▶ **Work to be completed**
A faithful copy of all the records is needed, with the pictures omitted.

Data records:
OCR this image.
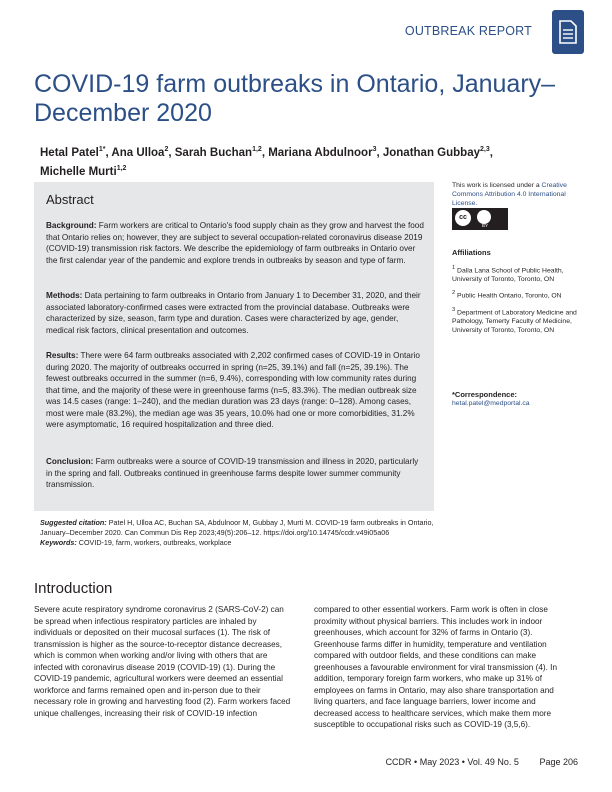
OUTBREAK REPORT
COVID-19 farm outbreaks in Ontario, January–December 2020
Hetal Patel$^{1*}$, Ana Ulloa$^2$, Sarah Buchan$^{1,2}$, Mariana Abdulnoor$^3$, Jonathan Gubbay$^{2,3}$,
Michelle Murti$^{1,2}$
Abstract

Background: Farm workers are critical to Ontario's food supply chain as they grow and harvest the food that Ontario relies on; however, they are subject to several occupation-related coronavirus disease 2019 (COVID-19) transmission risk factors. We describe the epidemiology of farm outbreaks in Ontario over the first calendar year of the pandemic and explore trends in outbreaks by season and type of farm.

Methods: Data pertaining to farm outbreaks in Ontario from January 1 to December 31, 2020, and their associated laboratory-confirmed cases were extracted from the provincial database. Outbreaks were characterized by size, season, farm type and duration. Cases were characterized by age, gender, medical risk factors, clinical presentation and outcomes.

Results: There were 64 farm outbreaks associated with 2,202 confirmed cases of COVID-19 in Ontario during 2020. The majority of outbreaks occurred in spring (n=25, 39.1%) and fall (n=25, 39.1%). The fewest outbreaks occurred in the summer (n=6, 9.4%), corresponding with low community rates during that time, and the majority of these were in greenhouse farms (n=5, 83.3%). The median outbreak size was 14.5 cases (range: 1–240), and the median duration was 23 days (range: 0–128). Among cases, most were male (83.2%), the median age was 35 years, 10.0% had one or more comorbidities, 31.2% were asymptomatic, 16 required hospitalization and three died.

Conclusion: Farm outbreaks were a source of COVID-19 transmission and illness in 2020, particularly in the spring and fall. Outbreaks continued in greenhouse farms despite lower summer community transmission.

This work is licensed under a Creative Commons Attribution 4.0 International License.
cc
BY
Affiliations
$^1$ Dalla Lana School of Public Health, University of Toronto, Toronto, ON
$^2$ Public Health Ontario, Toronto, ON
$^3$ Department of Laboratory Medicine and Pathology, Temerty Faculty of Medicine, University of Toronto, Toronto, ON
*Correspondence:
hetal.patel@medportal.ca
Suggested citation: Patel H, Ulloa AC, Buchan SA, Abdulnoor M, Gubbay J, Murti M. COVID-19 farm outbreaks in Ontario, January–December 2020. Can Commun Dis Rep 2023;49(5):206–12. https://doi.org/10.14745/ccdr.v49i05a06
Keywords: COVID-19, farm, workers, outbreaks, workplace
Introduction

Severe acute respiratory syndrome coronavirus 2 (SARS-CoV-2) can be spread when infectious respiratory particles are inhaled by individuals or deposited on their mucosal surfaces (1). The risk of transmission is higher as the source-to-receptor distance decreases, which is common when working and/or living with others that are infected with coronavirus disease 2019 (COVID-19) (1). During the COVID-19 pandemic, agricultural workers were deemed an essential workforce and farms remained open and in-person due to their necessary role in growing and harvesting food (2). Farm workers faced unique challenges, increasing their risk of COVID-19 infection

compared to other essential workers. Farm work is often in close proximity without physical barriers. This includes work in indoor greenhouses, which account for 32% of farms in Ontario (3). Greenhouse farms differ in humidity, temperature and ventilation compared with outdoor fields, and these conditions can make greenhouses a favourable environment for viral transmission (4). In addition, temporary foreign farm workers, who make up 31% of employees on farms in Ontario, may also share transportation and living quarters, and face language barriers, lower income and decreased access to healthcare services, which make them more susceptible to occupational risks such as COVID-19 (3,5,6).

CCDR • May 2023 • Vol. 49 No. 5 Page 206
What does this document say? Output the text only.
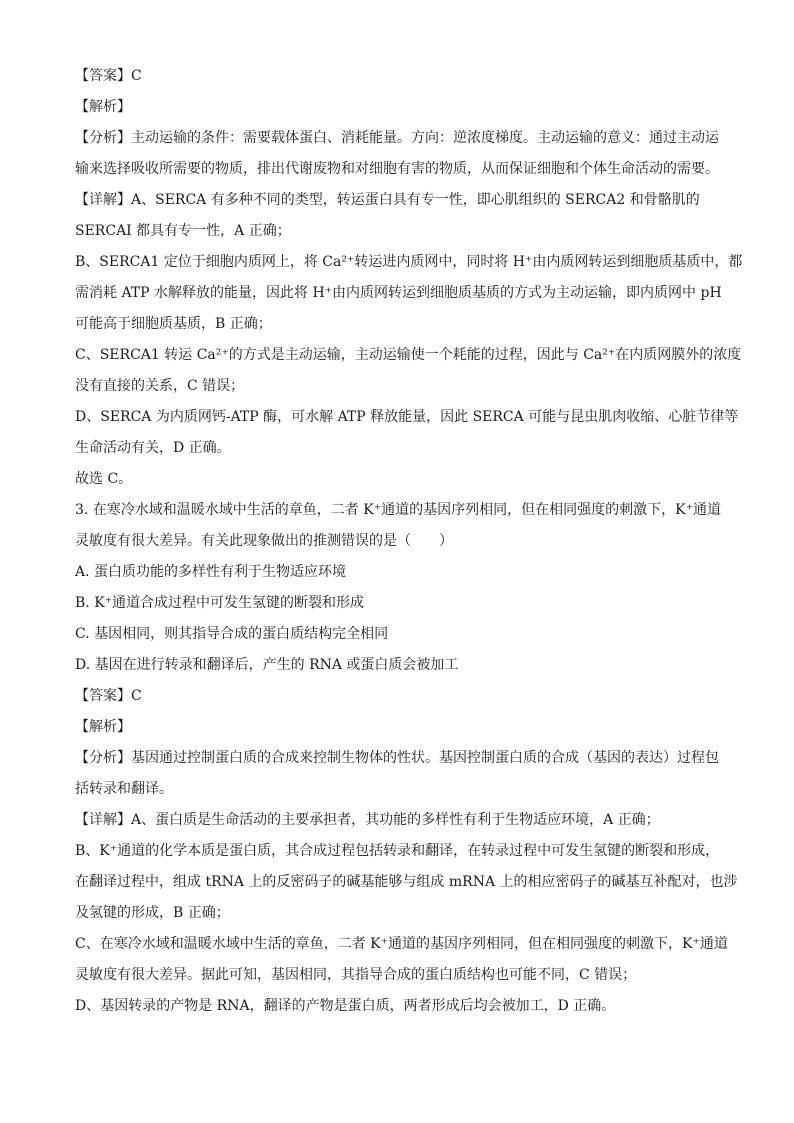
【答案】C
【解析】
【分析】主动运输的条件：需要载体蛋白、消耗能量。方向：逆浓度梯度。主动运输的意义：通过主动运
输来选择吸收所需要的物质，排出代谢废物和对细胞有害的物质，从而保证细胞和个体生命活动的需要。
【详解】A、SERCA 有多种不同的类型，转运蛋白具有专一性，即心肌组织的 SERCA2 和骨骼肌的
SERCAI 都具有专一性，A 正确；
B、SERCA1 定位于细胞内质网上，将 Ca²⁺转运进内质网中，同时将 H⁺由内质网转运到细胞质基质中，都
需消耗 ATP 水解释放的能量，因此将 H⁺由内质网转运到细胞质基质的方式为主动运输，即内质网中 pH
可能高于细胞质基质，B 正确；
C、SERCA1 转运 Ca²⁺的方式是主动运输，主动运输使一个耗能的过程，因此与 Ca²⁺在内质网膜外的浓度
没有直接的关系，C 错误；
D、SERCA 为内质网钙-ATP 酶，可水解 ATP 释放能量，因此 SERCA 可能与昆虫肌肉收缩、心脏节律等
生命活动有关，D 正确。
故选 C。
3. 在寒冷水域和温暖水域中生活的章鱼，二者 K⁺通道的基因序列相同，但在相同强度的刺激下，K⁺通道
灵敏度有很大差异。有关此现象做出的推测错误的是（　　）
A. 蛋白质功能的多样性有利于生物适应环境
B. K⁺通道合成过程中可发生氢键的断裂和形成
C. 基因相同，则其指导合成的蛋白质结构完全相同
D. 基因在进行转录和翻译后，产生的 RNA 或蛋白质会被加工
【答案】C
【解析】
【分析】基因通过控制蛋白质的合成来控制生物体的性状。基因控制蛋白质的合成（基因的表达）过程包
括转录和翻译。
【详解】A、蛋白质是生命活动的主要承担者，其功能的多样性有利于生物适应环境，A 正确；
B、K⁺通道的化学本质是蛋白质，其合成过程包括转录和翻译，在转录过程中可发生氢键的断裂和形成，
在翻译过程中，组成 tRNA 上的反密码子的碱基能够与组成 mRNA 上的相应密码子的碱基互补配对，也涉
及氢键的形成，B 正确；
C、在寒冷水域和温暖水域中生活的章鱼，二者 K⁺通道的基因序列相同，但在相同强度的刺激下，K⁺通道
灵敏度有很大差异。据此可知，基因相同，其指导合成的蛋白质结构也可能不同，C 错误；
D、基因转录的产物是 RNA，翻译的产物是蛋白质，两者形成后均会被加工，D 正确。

▶ **Exercise response**
OCR this image.
OUTBREAK REPORT
COVID-19 farm outbreaks in Ontario, January–December 2020
Hetal Patel$^{1*}$, Ana Ulloa$^2$, Sarah Buchan$^{1,2}$, Mariana Abdulnoor$^3$, Jonathan Gubbay$^{2,3}$,
Michelle Murti$^{1,2}$
Abstract

Background: Farm workers are critical to Ontario's food supply chain as they grow and harvest the food that Ontario relies on; however, they are subject to several occupation-related coronavirus disease 2019 (COVID-19) transmission risk factors. We describe the epidemiology of farm outbreaks in Ontario over the first calendar year of the pandemic and explore trends in outbreaks by season and type of farm.

Methods: Data pertaining to farm outbreaks in Ontario from January 1 to December 31, 2020, and their associated laboratory-confirmed cases were extracted from the provincial database. Outbreaks were characterized by size, season, farm type and duration. Cases were characterized by age, gender, medical risk factors, clinical presentation and outcomes.

Results: There were 64 farm outbreaks associated with 2,202 confirmed cases of COVID-19 in Ontario during 2020. The majority of outbreaks occurred in spring (n=25, 39.1%) and fall (n=25, 39.1%). The fewest outbreaks occurred in the summer (n=6, 9.4%), corresponding with low community rates during that time, and the majority of these were in greenhouse farms (n=5, 83.3%). The median outbreak size was 14.5 cases (range: 1–240), and the median duration was 23 days (range: 0–128). Among cases, most were male (83.2%), the median age was 35 years, 10.0% had one or more comorbidities, 31.2% were asymptomatic, 16 required hospitalization and three died.

Conclusion: Farm outbreaks were a source of COVID-19 transmission and illness in 2020, particularly in the spring and fall. Outbreaks continued in greenhouse farms despite lower summer community transmission.

This work is licensed under a Creative Commons Attribution 4.0 International License.
cc
BY
Affiliations
$^1$ Dalla Lana School of Public Health, University of Toronto, Toronto, ON
$^2$ Public Health Ontario, Toronto, ON
$^3$ Department of Laboratory Medicine and Pathology, Temerty Faculty of Medicine, University of Toronto, Toronto, ON
*Correspondence:
hetal.patel@medportal.ca
Suggested citation: Patel H, Ulloa AC, Buchan SA, Abdulnoor M, Gubbay J, Murti M. COVID-19 farm outbreaks in Ontario, January–December 2020. Can Commun Dis Rep 2023;49(5):206–12. https://doi.org/10.14745/ccdr.v49i05a06
Keywords: COVID-19, farm, workers, outbreaks, workplace
Introduction

Severe acute respiratory syndrome coronavirus 2 (SARS-CoV-2) can be spread when infectious respiratory particles are inhaled by individuals or deposited on their mucosal surfaces (1). The risk of transmission is higher as the source-to-receptor distance decreases, which is common when working and/or living with others that are infected with coronavirus disease 2019 (COVID-19) (1). During the COVID-19 pandemic, agricultural workers were deemed an essential workforce and farms remained open and in-person due to their necessary role in growing and harvesting food (2). Farm workers faced unique challenges, increasing their risk of COVID-19 infection

compared to other essential workers. Farm work is often in close proximity without physical barriers. This includes work in indoor greenhouses, which account for 32% of farms in Ontario (3). Greenhouse farms differ in humidity, temperature and ventilation compared with outdoor fields, and these conditions can make greenhouses a favourable environment for viral transmission (4). In addition, temporary foreign farm workers, who make up 31% of employees on farms in Ontario, may also share transportation and living quarters, and face language barriers, lower income and decreased access to healthcare services, which make them more susceptible to occupational risks such as COVID-19 (3,5,6).

CCDR • May 2023 • Vol. 49 No. 5 Page 206
What does this document say? Output the text only.
【答案】C
【解析】
【分析】主动运输的条件：需要载体蛋白、消耗能量。方向：逆浓度梯度。主动运输的意义：通过主动运
输来选择吸收所需要的物质，排出代谢废物和对细胞有害的物质，从而保证细胞和个体生命活动的需要。
【详解】A、SERCA 有多种不同的类型，转运蛋白具有专一性，即心肌组织的 SERCA2 和骨骼肌的
SERCAI 都具有专一性，A 正确；
B、SERCA1 定位于细胞内质网上，将 Ca²⁺转运进内质网中，同时将 H⁺由内质网转运到细胞质基质中，都
需消耗 ATP 水解释放的能量，因此将 H⁺由内质网转运到细胞质基质的方式为主动运输，即内质网中 pH
可能高于细胞质基质，B 正确；
C、SERCA1 转运 Ca²⁺的方式是主动运输，主动运输使一个耗能的过程，因此与 Ca²⁺在内质网膜外的浓度
没有直接的关系，C 错误；
D、SERCA 为内质网钙-ATP 酶，可水解 ATP 释放能量，因此 SERCA 可能与昆虫肌肉收缩、心脏节律等
生命活动有关，D 正确。
故选 C。
3. 在寒冷水域和温暖水域中生活的章鱼，二者 K⁺通道的基因序列相同，但在相同强度的刺激下，K⁺通道
灵敏度有很大差异。有关此现象做出的推测错误的是（　　）
A. 蛋白质功能的多样性有利于生物适应环境
B. K⁺通道合成过程中可发生氢键的断裂和形成
C. 基因相同，则其指导合成的蛋白质结构完全相同
D. 基因在进行转录和翻译后，产生的 RNA 或蛋白质会被加工
【答案】C
【解析】
【分析】基因通过控制蛋白质的合成来控制生物体的性状。基因控制蛋白质的合成（基因的表达）过程包
括转录和翻译。
【详解】A、蛋白质是生命活动的主要承担者，其功能的多样性有利于生物适应环境，A 正确；
B、K⁺通道的化学本质是蛋白质，其合成过程包括转录和翻译，在转录过程中可发生氢键的断裂和形成，
在翻译过程中，组成 tRNA 上的反密码子的碱基能够与组成 mRNA 上的相应密码子的碱基互补配对，也涉
及氢键的形成，B 正确；
C、在寒冷水域和温暖水域中生活的章鱼，二者 K⁺通道的基因序列相同，但在相同强度的刺激下，K⁺通道
灵敏度有很大差异。据此可知，基因相同，其指导合成的蛋白质结构也可能不同，C 错误；
D、基因转录的产物是 RNA，翻译的产物是蛋白质，两者形成后均会被加工，D 正确。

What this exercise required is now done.